Every line below must be reproduced exactly. Copy them all.

(Stored items)
--- START ---
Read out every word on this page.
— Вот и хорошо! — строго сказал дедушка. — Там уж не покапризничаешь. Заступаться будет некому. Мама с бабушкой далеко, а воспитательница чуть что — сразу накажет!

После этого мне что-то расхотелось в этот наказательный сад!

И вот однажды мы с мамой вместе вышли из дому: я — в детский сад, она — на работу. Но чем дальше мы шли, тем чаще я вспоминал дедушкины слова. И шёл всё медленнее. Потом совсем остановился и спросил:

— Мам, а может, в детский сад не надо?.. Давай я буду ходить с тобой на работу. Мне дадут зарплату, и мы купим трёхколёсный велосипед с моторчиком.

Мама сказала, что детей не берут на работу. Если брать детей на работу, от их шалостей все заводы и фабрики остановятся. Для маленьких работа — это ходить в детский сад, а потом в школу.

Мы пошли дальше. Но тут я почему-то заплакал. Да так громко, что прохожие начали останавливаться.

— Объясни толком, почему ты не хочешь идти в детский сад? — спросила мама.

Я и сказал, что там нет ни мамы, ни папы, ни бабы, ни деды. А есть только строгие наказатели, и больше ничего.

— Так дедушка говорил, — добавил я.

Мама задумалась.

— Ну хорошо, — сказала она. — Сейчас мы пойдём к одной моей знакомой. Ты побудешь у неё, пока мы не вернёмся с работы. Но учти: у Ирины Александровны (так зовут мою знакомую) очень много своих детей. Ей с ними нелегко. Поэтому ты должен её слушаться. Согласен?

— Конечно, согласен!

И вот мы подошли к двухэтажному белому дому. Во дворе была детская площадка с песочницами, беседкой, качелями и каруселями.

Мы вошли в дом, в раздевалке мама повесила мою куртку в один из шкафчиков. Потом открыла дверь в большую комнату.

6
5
--- END ---
__RESPONSE FOR THIS EXERCISE__.
Read out every word on this page.
— Вот и хорошо! — строго сказал дедушка. — Там уж не покапризничаешь. Заступаться будет некому. Мама с бабушкой далеко, а воспитательница чуть что — сразу накажет!

После этого мне что-то расхотелось в этот наказательный сад!

И вот однажды мы с мамой вместе вышли из дому: я — в детский сад, она — на работу. Но чем дальше мы шли, тем чаще я вспоминал дедушкины слова. И шёл всё медленнее. Потом совсем остановился и спросил:

— Мам, а может, в детский сад не надо?.. Давай я буду ходить с тобой на работу. Мне дадут зарплату, и мы купим трёхколёсный велосипед с моторчиком.

Мама сказала, что детей не берут на работу. Если брать детей на работу, от их шалостей все заводы и фабрики остановятся. Для маленьких работа — это ходить в детский сад, а потом в школу.

Мы пошли дальше. Но тут я почему-то заплакал. Да так громко, что прохожие начали останавливаться.

— Объясни толком, почему ты не хочешь идти в детский сад? — спросила мама.

Я и сказал, что там нет ни мамы, ни папы, ни бабы, ни деды. А есть только строгие наказатели, и больше ничего.

— Так дедушка говорил, — добавил я.

Мама задумалась.

— Ну хорошо, — сказала она. — Сейчас мы пойдём к одной моей знакомой. Ты побудешь у неё, пока мы не вернёмся с работы. Но учти: у Ирины Александровны (так зовут мою знакомую) очень много своих детей. Ей с ними нелегко. Поэтому ты должен её слушаться. Согласен?

— Конечно, согласен!

И вот мы подошли к двухэтажному белому дому. Во дворе была детская площадка с песочницами, беседкой, качелями и каруселями.

Мы вошли в дом, в раздевалке мама повесила мою куртку в один из шкафчиков. Потом открыла дверь в большую комнату.

6
5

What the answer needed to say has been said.